* _Work instructions_
Collect every line of the records below that contains the word "marker".

++++ Dataset extract

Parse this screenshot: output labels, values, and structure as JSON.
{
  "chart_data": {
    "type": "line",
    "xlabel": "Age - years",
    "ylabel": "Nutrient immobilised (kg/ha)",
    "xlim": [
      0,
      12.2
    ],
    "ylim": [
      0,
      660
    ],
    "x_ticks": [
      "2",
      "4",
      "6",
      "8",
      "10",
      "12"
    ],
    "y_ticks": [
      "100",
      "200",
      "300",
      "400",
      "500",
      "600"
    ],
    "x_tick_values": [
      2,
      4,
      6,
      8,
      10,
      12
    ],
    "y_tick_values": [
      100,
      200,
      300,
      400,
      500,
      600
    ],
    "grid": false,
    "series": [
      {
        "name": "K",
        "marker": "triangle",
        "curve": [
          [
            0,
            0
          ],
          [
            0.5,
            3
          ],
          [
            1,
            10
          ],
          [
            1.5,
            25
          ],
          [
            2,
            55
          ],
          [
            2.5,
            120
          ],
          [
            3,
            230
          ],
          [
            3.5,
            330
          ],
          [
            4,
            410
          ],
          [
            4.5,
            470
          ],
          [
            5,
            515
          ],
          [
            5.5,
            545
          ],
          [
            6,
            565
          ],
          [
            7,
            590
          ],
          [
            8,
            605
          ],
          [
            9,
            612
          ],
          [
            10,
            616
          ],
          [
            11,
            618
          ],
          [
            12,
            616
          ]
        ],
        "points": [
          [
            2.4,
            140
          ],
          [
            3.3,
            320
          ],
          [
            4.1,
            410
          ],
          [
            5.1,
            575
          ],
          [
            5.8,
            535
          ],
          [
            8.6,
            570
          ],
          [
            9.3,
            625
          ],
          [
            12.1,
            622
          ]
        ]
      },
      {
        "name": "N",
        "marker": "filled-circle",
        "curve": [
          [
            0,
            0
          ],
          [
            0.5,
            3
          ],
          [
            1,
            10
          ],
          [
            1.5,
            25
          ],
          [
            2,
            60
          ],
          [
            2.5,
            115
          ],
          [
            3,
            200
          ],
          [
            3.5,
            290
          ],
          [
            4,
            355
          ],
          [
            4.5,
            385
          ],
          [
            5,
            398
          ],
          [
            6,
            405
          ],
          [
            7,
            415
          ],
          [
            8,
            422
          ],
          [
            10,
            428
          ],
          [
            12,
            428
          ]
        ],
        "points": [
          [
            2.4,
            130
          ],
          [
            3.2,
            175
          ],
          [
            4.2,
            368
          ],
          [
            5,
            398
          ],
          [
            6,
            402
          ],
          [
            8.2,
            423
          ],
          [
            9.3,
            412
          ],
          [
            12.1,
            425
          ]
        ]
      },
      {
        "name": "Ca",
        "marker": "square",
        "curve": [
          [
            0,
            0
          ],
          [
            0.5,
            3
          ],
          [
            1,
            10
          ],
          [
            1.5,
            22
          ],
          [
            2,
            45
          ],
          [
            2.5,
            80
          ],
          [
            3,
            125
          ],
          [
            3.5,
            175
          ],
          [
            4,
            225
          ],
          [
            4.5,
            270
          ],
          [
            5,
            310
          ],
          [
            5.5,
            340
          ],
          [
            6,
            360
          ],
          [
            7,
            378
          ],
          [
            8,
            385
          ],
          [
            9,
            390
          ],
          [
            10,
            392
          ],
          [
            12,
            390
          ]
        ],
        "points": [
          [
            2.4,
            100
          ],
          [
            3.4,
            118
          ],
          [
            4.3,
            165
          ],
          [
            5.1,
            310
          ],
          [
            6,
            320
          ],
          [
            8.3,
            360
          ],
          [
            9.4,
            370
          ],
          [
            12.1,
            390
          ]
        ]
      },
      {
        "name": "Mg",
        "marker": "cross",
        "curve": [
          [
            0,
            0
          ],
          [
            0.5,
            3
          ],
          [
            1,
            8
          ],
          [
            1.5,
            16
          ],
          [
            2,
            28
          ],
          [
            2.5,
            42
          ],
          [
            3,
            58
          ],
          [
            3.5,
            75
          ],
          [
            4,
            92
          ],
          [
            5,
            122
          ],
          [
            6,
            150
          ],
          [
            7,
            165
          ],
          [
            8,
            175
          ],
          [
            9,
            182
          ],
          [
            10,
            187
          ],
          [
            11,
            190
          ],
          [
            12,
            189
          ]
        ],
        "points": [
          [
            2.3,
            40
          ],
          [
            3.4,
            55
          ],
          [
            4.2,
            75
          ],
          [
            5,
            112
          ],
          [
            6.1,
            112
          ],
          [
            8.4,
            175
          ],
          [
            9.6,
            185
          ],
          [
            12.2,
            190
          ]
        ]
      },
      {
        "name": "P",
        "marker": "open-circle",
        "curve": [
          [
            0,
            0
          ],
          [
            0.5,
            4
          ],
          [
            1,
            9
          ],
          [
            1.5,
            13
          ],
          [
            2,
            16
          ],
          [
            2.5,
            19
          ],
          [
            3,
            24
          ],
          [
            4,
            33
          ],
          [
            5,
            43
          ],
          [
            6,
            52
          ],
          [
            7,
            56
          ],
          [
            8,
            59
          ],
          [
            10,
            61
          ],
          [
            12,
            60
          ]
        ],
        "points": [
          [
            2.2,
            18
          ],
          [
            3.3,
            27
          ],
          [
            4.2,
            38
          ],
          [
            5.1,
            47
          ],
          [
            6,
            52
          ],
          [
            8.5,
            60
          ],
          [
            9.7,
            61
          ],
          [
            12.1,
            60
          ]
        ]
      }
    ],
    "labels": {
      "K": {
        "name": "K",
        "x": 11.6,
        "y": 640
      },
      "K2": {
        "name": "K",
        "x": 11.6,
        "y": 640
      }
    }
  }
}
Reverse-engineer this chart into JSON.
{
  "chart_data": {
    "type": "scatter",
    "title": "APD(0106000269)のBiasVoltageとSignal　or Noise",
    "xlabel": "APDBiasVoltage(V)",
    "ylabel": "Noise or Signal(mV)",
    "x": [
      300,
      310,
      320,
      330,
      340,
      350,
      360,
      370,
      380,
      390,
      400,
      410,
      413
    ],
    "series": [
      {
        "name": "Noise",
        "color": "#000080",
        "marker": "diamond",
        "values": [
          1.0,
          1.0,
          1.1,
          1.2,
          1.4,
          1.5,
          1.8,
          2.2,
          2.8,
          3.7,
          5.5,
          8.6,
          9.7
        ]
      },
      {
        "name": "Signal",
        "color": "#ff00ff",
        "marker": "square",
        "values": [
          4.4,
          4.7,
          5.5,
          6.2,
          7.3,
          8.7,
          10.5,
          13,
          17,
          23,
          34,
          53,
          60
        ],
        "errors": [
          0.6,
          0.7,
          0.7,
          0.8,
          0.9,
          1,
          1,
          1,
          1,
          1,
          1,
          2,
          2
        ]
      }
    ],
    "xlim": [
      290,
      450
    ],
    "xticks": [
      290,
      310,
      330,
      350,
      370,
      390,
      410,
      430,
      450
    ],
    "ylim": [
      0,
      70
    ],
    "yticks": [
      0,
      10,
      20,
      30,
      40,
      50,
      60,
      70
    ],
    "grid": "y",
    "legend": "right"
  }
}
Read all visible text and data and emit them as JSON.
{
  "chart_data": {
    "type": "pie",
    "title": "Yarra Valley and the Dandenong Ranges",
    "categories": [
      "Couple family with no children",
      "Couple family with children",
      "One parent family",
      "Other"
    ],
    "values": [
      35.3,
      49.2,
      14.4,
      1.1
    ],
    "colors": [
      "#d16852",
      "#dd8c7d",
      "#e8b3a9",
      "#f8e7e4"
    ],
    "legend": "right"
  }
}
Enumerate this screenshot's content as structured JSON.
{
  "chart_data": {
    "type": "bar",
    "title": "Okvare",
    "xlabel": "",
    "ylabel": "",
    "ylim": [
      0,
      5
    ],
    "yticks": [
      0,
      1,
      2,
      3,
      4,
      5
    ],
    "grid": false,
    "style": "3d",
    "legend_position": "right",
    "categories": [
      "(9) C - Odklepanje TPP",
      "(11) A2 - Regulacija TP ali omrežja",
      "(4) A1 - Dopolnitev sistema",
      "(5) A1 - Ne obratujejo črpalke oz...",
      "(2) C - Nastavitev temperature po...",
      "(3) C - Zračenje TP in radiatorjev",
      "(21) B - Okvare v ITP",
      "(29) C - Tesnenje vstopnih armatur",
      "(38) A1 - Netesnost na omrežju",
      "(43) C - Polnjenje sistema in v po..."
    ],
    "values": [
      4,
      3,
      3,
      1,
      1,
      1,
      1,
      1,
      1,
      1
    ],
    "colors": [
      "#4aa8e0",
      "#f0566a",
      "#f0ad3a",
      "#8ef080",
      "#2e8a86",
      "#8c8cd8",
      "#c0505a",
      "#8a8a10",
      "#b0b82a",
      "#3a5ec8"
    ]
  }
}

++++++++

* _Task output_
        "marker": "triangle",
        "marker": "filled-circle",
        "marker": "square",
        "marker": "cross",
        "marker": "open-circle",
        "marker": "diamond",
        "marker": "square",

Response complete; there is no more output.